[Source data]
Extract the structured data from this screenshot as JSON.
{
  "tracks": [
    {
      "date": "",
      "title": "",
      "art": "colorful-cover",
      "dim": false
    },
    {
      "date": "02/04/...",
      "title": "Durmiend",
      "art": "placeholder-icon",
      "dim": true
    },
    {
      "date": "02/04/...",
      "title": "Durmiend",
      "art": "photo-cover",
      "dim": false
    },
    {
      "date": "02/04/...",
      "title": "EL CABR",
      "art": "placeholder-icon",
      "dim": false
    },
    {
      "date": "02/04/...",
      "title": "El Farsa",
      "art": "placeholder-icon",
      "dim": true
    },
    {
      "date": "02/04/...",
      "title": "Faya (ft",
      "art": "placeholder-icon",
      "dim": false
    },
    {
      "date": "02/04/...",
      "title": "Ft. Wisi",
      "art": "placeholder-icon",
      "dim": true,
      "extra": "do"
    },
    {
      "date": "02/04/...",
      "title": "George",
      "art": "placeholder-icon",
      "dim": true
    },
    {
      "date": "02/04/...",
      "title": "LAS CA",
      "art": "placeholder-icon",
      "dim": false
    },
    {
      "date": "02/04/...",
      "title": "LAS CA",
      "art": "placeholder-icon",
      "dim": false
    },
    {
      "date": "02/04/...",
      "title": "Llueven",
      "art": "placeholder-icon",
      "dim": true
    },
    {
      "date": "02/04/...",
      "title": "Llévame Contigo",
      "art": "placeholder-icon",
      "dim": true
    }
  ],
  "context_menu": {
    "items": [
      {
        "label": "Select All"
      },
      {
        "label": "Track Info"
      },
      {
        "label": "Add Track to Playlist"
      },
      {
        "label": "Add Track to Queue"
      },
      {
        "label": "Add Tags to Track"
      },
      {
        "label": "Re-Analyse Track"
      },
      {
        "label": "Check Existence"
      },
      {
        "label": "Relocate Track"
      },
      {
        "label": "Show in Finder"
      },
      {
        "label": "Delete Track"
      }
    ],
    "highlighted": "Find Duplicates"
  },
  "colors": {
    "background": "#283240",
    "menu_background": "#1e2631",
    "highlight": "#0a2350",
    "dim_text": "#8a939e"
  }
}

_Given instruction_
What do the records say? Quote them all exactly.

_Final answer_
Extract the structured data from this screenshot as JSON.
{
  "tracks": [
    {
      "date": "",
      "title": "",
      "art": "colorful-cover",
      "dim": false
    },
    {
      "date": "02/04/...",
      "title": "Durmiend",
      "art": "placeholder-icon",
      "dim": true
    },
    {
      "date": "02/04/...",
      "title": "Durmiend",
      "art": "photo-cover",
      "dim": false
    },
    {
      "date": "02/04/...",
      "title": "EL CABR",
      "art": "placeholder-icon",
      "dim": false
    },
    {
      "date": "02/04/...",
      "title": "El Farsa",
      "art": "placeholder-icon",
      "dim": true
    },
    {
      "date": "02/04/...",
      "title": "Faya (ft",
      "art": "placeholder-icon",
      "dim": false
    },
    {
      "date": "02/04/...",
      "title": "Ft. Wisi",
      "art": "placeholder-icon",
      "dim": true,
      "extra": "do"
    },
    {
      "date": "02/04/...",
      "title": "George",
      "art": "placeholder-icon",
      "dim": true
    },
    {
      "date": "02/04/...",
      "title": "LAS CA",
      "art": "placeholder-icon",
      "dim": false
    },
    {
      "date": "02/04/...",
      "title": "LAS CA",
      "art": "placeholder-icon",
      "dim": false
    },
    {
      "date": "02/04/...",
      "title": "Llueven",
      "art": "placeholder-icon",
      "dim": true
    },
    {
      "date": "02/04/...",
      "title": "Llévame Contigo",
      "art": "placeholder-icon",
      "dim": true
    }
  ],
  "context_menu": {
    "items": [
      {
        "label": "Select All"
      },
      {
        "label": "Track Info"
      },
      {
        "label": "Add Track to Playlist"
      },
      {
        "label": "Add Track to Queue"
      },
      {
        "label": "Add Tags to Track"
      },
      {
        "label": "Re-Analyse Track"
      },
      {
        "label": "Check Existence"
      },
      {
        "label": "Relocate Track"
      },
      {
        "label": "Show in Finder"
      },
      {
        "label": "Delete Track"
      }
    ],
    "highlighted": "Find Duplicates"
  },
  "colors": {
    "background": "#283240",
    "menu_background": "#1e2631",
    "highlight": "#0a2350",
    "dim_text": "#8a939e"
  }
}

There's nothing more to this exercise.